- _REQUIRED TASK_: Copy out the listing that follows, exact in every word, and skip the images.
--------------------
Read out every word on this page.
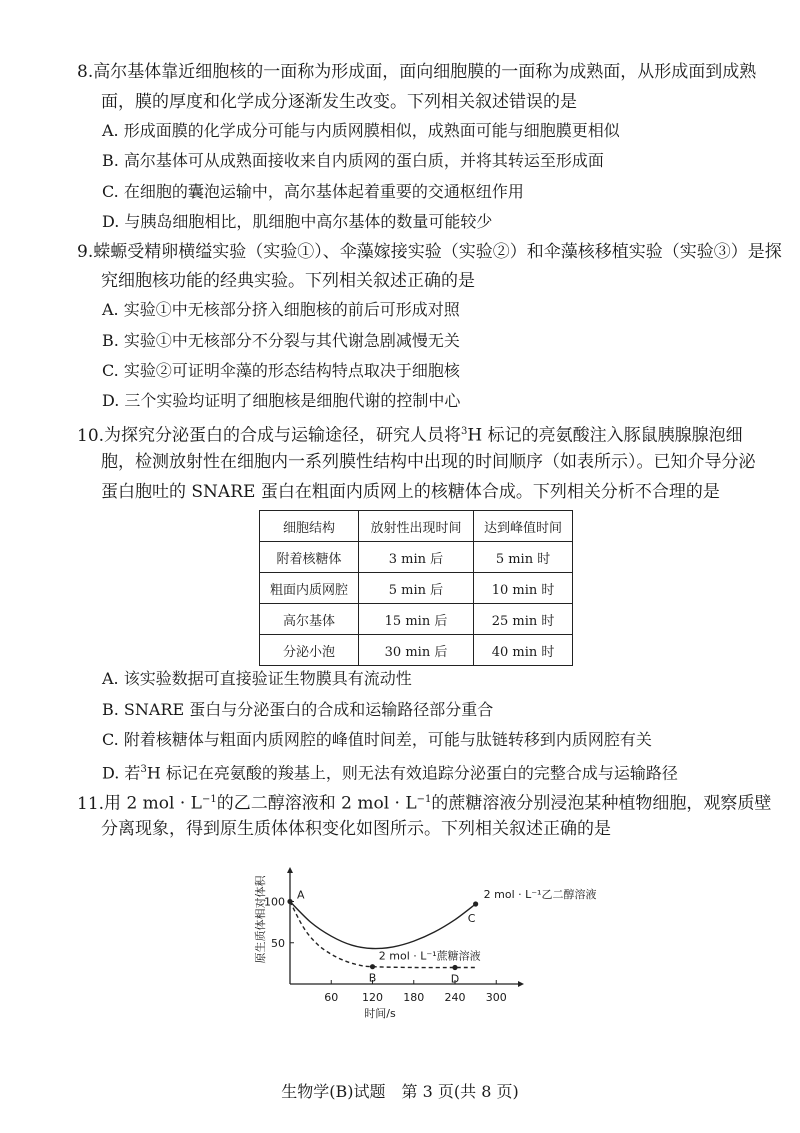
8.高尔基体靠近细胞核的一面称为形成面，面向细胞膜的一面称为成熟面，从形成面到成熟
面，膜的厚度和化学成分逐渐发生改变。下列相关叙述错误的是
A. 形成面膜的化学成分可能与内质网膜相似，成熟面可能与细胞膜更相似
B. 高尔基体可从成熟面接收来自内质网的蛋白质，并将其转运至形成面
C. 在细胞的囊泡运输中，高尔基体起着重要的交通枢纽作用
D. 与胰岛细胞相比，肌细胞中高尔基体的数量可能较少
9.蝾螈受精卵横缢实验（实验①）、伞藻嫁接实验（实验②）和伞藻核移植实验（实验③）是探
究细胞核功能的经典实验。下列相关叙述正确的是
A. 实验①中无核部分挤入细胞核的前后可形成对照
B. 实验①中无核部分不分裂与其代谢急剧减慢无关
C. 实验②可证明伞藻的形态结构特点取决于细胞核
D. 三个实验均证明了细胞核是细胞代谢的控制中心
10.为探究分泌蛋白的合成与运输途径，研究人员将$^3$H 标记的亮氨酸注入豚鼠胰腺腺泡细
胞，检测放射性在细胞内一系列膜性结构中出现的时间顺序（如表所示）。已知介导分泌
蛋白胞吐的 SNARE 蛋白在粗面内质网上的核糖体合成。下列相关分析不合理的是
细胞结构	放射性出现时间	达到峰值时间
附着核糖体	3 min 后	5 min 时
粗面内质网腔	5 min 后	10 min 时
高尔基体	15 min 后	25 min 时
分泌小泡	30 min 后	40 min 时
A. 该实验数据可直接验证生物膜具有流动性
B. SNARE 蛋白与分泌蛋白的合成和运输路径部分重合
C. 附着核糖体与粗面内质网腔的峰值时间差，可能与肽链转移到内质网腔有关
D. 若$^3$H 标记在亮氨酸的羧基上，则无法有效追踪分泌蛋白的完整合成与运输路径
11.用 2 mol · $L^{-1}$的乙二醇溶液和 2 mol · $L^{-1}$的蔗糖溶液分别浸泡某种植物细胞，观察质壁
分离现象，得到原生质体体积变化如图所示。下列相关叙述正确的是
60 120 180 240 300
50
100
时间/s
原生质体相对体积	2 mol · L⁻¹乙二醇溶液
2 mol · L⁻¹蔗糖溶液
A
B
C
D
生物学(B)试题　第 3 页(共 8 页)
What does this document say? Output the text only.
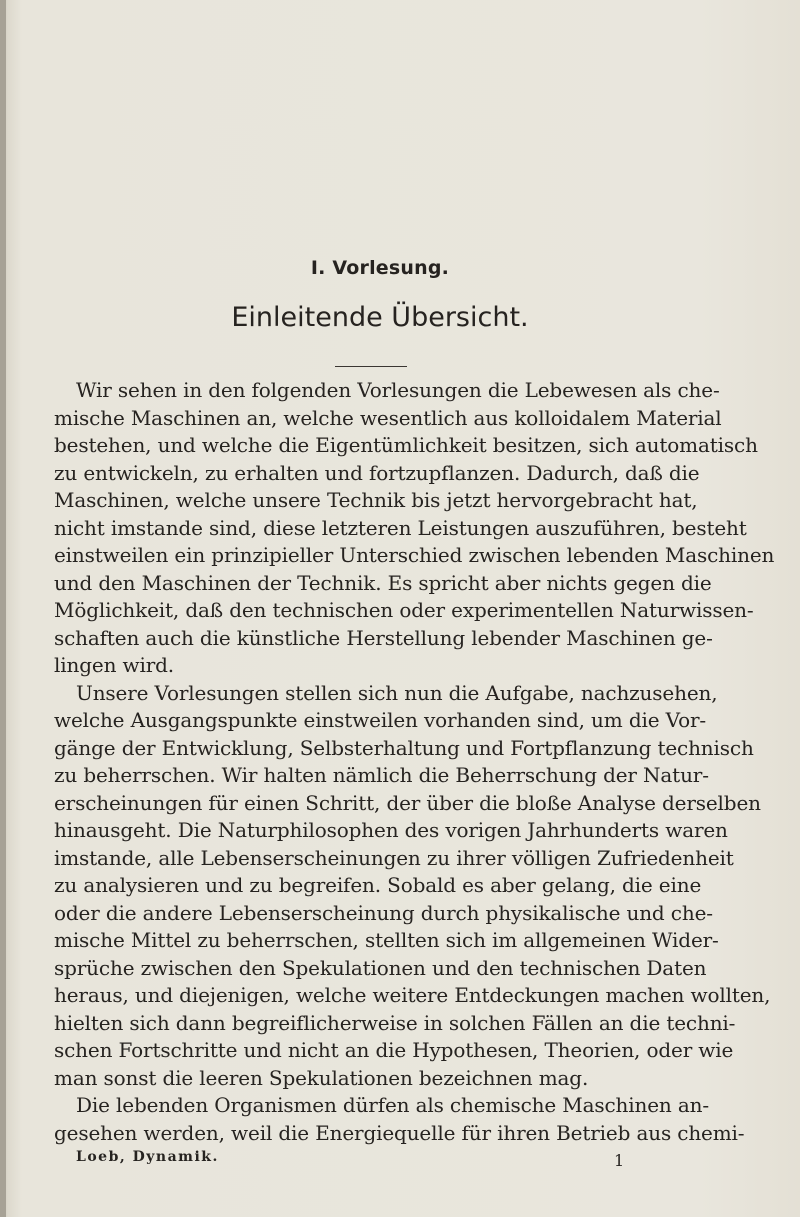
I. Vorlesung.
Einleitende Übersicht.
Wir sehen in den folgenden Vorlesungen die Lebewesen als che-
mische Maschinen an, welche wesentlich aus kolloidalem Material
bestehen, und welche die Eigentümlichkeit besitzen, sich automatisch
zu entwickeln, zu erhalten und fortzupflanzen. Dadurch, daß die
Maschinen, welche unsere Technik bis jetzt hervorgebracht hat,
nicht imstande sind, diese letzteren Leistungen auszuführen, besteht
einstweilen ein prinzipieller Unterschied zwischen lebenden Maschinen
und den Maschinen der Technik. Es spricht aber nichts gegen die
Möglichkeit, daß den technischen oder experimentellen Naturwissen-
schaften auch die künstliche Herstellung lebender Maschinen ge-
lingen wird.
Unsere Vorlesungen stellen sich nun die Aufgabe, nachzusehen,
welche Ausgangspunkte einstweilen vorhanden sind, um die Vor-
gänge der Entwicklung, Selbsterhaltung und Fortpflanzung technisch
zu beherrschen. Wir halten nämlich die Beherrschung der Natur-
erscheinungen für einen Schritt, der über die bloße Analyse derselben
hinausgeht. Die Naturphilosophen des vorigen Jahrhunderts waren
imstande, alle Lebenserscheinungen zu ihrer völligen Zufriedenheit
zu analysieren und zu begreifen. Sobald es aber gelang, die eine
oder die andere Lebenserscheinung durch physikalische und che-
mische Mittel zu beherrschen, stellten sich im allgemeinen Wider-
sprüche zwischen den Spekulationen und den technischen Daten
heraus, und diejenigen, welche weitere Entdeckungen machen wollten,
hielten sich dann begreiflicherweise in solchen Fällen an die techni-
schen Fortschritte und nicht an die Hypothesen, Theorien, oder wie
man sonst die leeren Spekulationen bezeichnen mag.
Die lebenden Organismen dürfen als chemische Maschinen an-
gesehen werden, weil die Energiequelle für ihren Betrieb aus chemi-
Loeb, Dynamik.	1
--------------------
- _FULL SOLUTION_:
Read out every word on this page.
8.高尔基体靠近细胞核的一面称为形成面，面向细胞膜的一面称为成熟面，从形成面到成熟
面，膜的厚度和化学成分逐渐发生改变。下列相关叙述错误的是
A. 形成面膜的化学成分可能与内质网膜相似，成熟面可能与细胞膜更相似
B. 高尔基体可从成熟面接收来自内质网的蛋白质，并将其转运至形成面
C. 在细胞的囊泡运输中，高尔基体起着重要的交通枢纽作用
D. 与胰岛细胞相比，肌细胞中高尔基体的数量可能较少
9.蝾螈受精卵横缢实验（实验①）、伞藻嫁接实验（实验②）和伞藻核移植实验（实验③）是探
究细胞核功能的经典实验。下列相关叙述正确的是
A. 实验①中无核部分挤入细胞核的前后可形成对照
B. 实验①中无核部分不分裂与其代谢急剧减慢无关
C. 实验②可证明伞藻的形态结构特点取决于细胞核
D. 三个实验均证明了细胞核是细胞代谢的控制中心
10.为探究分泌蛋白的合成与运输途径，研究人员将$^3$H 标记的亮氨酸注入豚鼠胰腺腺泡细
胞，检测放射性在细胞内一系列膜性结构中出现的时间顺序（如表所示）。已知介导分泌
蛋白胞吐的 SNARE 蛋白在粗面内质网上的核糖体合成。下列相关分析不合理的是
细胞结构	放射性出现时间	达到峰值时间
附着核糖体	3 min 后	5 min 时
粗面内质网腔	5 min 后	10 min 时
高尔基体	15 min 后	25 min 时
分泌小泡	30 min 后	40 min 时
A. 该实验数据可直接验证生物膜具有流动性
B. SNARE 蛋白与分泌蛋白的合成和运输路径部分重合
C. 附着核糖体与粗面内质网腔的峰值时间差，可能与肽链转移到内质网腔有关
D. 若$^3$H 标记在亮氨酸的羧基上，则无法有效追踪分泌蛋白的完整合成与运输路径
11.用 2 mol · $L^{-1}$的乙二醇溶液和 2 mol · $L^{-1}$的蔗糖溶液分别浸泡某种植物细胞，观察质壁
分离现象，得到原生质体体积变化如图所示。下列相关叙述正确的是
60 120 180 240 300
50
100
时间/s
原生质体相对体积	2 mol · L⁻¹乙二醇溶液
2 mol · L⁻¹蔗糖溶液
A
B
C
D
生物学(B)试题　第 3 页(共 8 页)
What does this document say? Output the text only.
I. Vorlesung.
Einleitende Übersicht.
Wir sehen in den folgenden Vorlesungen die Lebewesen als che-
mische Maschinen an, welche wesentlich aus kolloidalem Material
bestehen, und welche die Eigentümlichkeit besitzen, sich automatisch
zu entwickeln, zu erhalten und fortzupflanzen. Dadurch, daß die
Maschinen, welche unsere Technik bis jetzt hervorgebracht hat,
nicht imstande sind, diese letzteren Leistungen auszuführen, besteht
einstweilen ein prinzipieller Unterschied zwischen lebenden Maschinen
und den Maschinen der Technik. Es spricht aber nichts gegen die
Möglichkeit, daß den technischen oder experimentellen Naturwissen-
schaften auch die künstliche Herstellung lebender Maschinen ge-
lingen wird.
Unsere Vorlesungen stellen sich nun die Aufgabe, nachzusehen,
welche Ausgangspunkte einstweilen vorhanden sind, um die Vor-
gänge der Entwicklung, Selbsterhaltung und Fortpflanzung technisch
zu beherrschen. Wir halten nämlich die Beherrschung der Natur-
erscheinungen für einen Schritt, der über die bloße Analyse derselben
hinausgeht. Die Naturphilosophen des vorigen Jahrhunderts waren
imstande, alle Lebenserscheinungen zu ihrer völligen Zufriedenheit
zu analysieren und zu begreifen. Sobald es aber gelang, die eine
oder die andere Lebenserscheinung durch physikalische und che-
mische Mittel zu beherrschen, stellten sich im allgemeinen Wider-
sprüche zwischen den Spekulationen und den technischen Daten
heraus, und diejenigen, welche weitere Entdeckungen machen wollten,
hielten sich dann begreiflicherweise in solchen Fällen an die techni-
schen Fortschritte und nicht an die Hypothesen, Theorien, oder wie
man sonst die leeren Spekulationen bezeichnen mag.
Die lebenden Organismen dürfen als chemische Maschinen an-
gesehen werden, weil die Energiequelle für ihren Betrieb aus chemi-
Loeb, Dynamik.	1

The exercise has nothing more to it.